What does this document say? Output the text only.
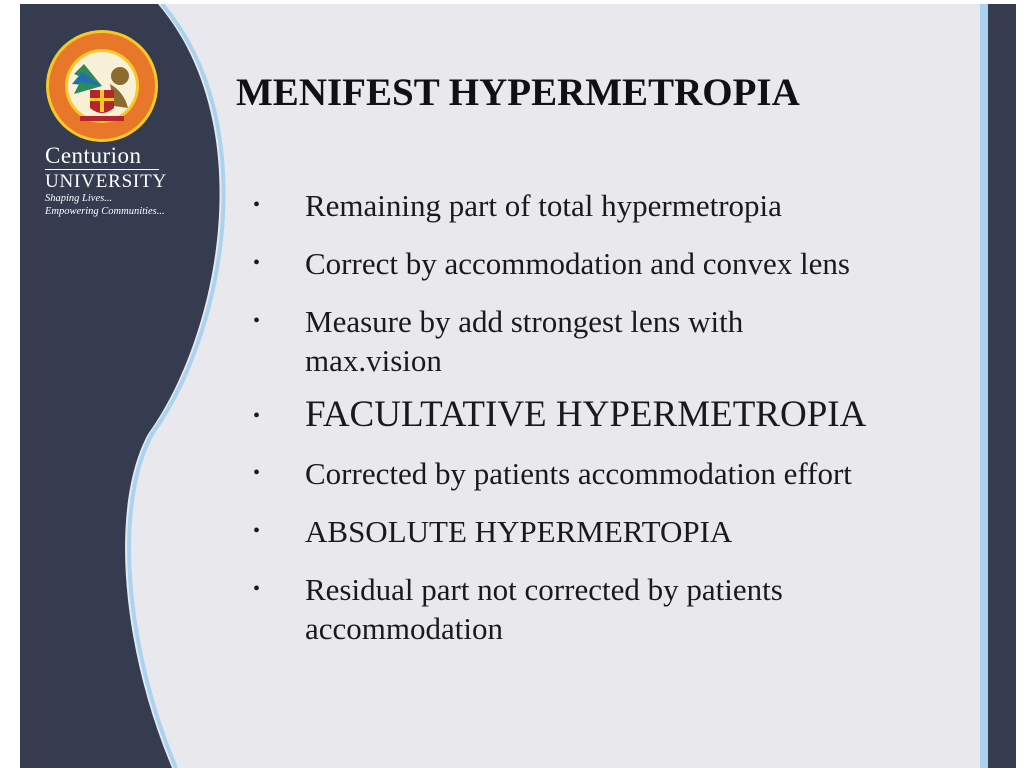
Centurion
UNIVERSITY
Shaping Lives...
Empowering Communities...
MENIFEST HYPERMETROPIA
• Remaining part of total hypermetropia
• Correct by accommodation and convex lens
• Measure by add strongest lens with max.vision
• FACULTATIVE HYPERMETROPIA
• Corrected by patients accommodation effort
• ABSOLUTE HYPERMERTOPIA
• Residual part not corrected by patients accommodation
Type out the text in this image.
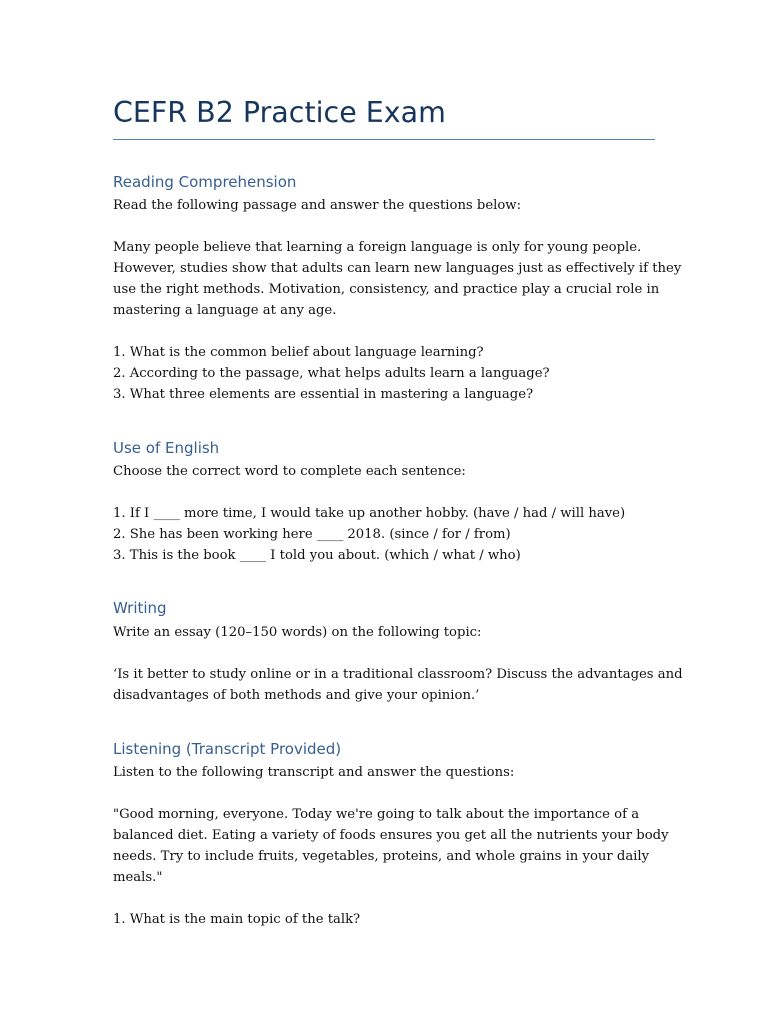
CEFR B2 Practice Exam
Reading Comprehension

Read the following passage and answer the questions below:

Many people believe that learning a foreign language is only for young people.

However, studies show that adults can learn new languages just as effectively if they

use the right methods. Motivation, consistency, and practice play a crucial role in

mastering a language at any age.

1. What is the common belief about language learning?

2. According to the passage, what helps adults learn a language?

3. What three elements are essential in mastering a language?

Use of English

Choose the correct word to complete each sentence:

1. If I ____ more time, I would take up another hobby. (have / had / will have)

2. She has been working here ____ 2018. (since / for / from)

3. This is the book ____ I told you about. (which / what / who)

Writing

Write an essay (120–150 words) on the following topic:

‘Is it better to study online or in a traditional classroom? Discuss the advantages and

disadvantages of both methods and give your opinion.’

Listening (Transcript Provided)

Listen to the following transcript and answer the questions:

"Good morning, everyone. Today we're going to talk about the importance of a

balanced diet. Eating a variety of foods ensures you get all the nutrients your body

needs. Try to include fruits, vegetables, proteins, and whole grains in your daily

meals."

1. What is the main topic of the talk?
- - - - - - -
Output exactly, and with no pictures, the lines from the line that holds "Type out the text in this image." through the last line of the listing above.

Type out the text in this image.
CEFR B2 Practice Exam
Reading Comprehension

Read the following passage and answer the questions below:

Many people believe that learning a foreign language is only for young people.

However, studies show that adults can learn new languages just as effectively if they

use the right methods. Motivation, consistency, and practice play a crucial role in

mastering a language at any age.

1. What is the common belief about language learning?

2. According to the passage, what helps adults learn a language?

3. What three elements are essential in mastering a language?

Use of English

Choose the correct word to complete each sentence:

1. If I ____ more time, I would take up another hobby. (have / had / will have)

2. She has been working here ____ 2018. (since / for / from)

3. This is the book ____ I told you about. (which / what / who)

Writing

Write an essay (120–150 words) on the following topic:

‘Is it better to study online or in a traditional classroom? Discuss the advantages and

disadvantages of both methods and give your opinion.’

Listening (Transcript Provided)

Listen to the following transcript and answer the questions:

"Good morning, everyone. Today we're going to talk about the importance of a

balanced diet. Eating a variety of foods ensures you get all the nutrients your body

needs. Try to include fruits, vegetables, proteins, and whole grains in your daily

meals."

1. What is the main topic of the talk?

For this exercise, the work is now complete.